**What is being asked**. Report how many lines contain "reference". Give the number and nothing else.

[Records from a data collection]
◆ ◆ ◆ ◆ ◆
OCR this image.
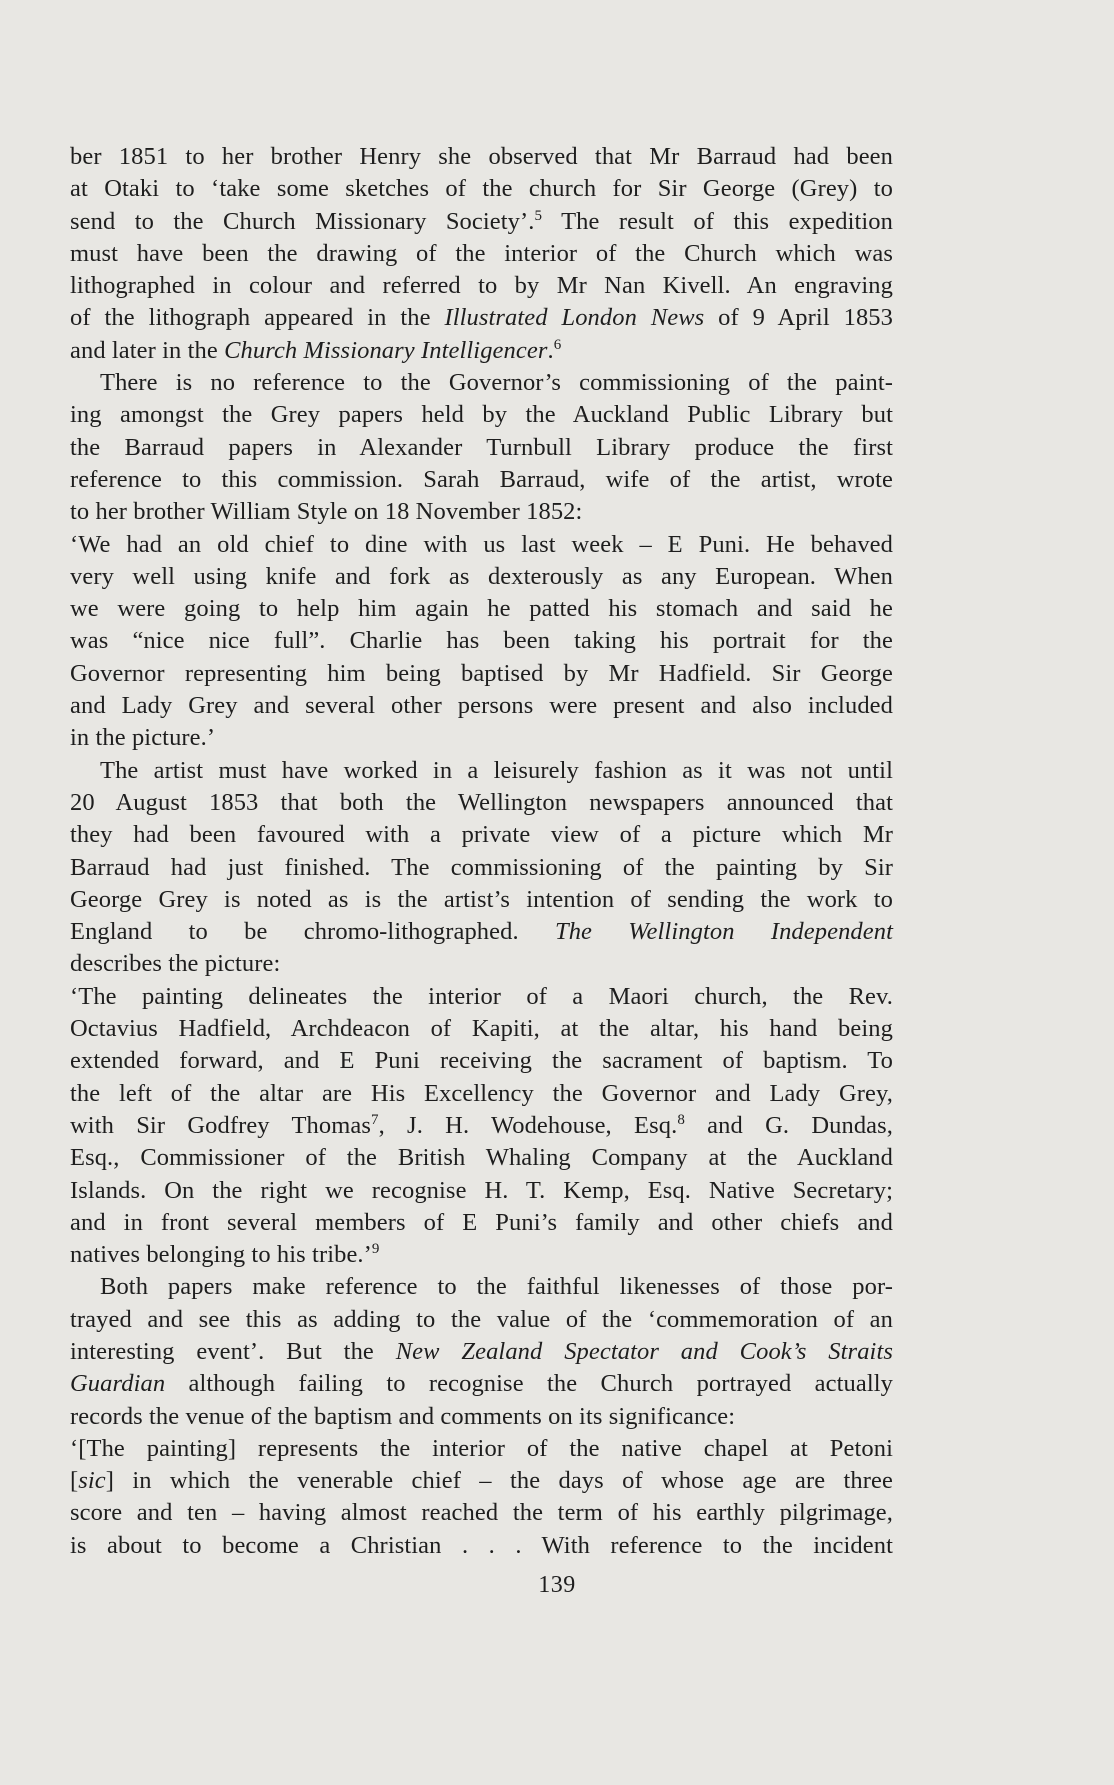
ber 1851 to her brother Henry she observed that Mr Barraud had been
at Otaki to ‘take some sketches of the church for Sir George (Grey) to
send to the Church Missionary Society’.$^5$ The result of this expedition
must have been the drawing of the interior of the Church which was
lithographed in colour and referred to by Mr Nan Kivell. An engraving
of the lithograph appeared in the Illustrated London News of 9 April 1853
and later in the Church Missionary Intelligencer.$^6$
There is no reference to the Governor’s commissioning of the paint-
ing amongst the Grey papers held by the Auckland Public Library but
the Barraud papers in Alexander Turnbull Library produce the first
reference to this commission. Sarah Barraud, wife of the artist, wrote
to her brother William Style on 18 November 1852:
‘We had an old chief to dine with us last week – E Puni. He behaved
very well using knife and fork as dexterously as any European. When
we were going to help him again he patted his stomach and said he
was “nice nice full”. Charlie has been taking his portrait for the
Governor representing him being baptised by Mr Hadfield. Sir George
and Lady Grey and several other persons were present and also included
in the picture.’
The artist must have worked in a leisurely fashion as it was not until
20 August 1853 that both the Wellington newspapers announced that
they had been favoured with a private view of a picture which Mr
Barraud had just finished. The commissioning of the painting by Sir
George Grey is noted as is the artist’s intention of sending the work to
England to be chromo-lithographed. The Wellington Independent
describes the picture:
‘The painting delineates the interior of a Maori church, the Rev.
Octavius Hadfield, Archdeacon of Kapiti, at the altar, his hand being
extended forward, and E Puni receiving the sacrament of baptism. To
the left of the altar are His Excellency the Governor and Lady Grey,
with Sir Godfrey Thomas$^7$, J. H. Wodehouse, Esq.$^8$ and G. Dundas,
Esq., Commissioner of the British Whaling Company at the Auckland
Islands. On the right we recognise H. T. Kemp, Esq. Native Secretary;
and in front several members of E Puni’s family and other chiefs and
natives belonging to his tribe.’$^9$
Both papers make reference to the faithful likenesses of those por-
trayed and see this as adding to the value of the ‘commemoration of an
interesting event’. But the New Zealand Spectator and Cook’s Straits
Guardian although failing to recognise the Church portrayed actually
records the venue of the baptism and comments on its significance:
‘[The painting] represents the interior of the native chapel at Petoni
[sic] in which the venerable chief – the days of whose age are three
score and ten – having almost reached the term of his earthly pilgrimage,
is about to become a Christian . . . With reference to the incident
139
◆ ◆ ◆ ◆ ◆
**Solution below**. 4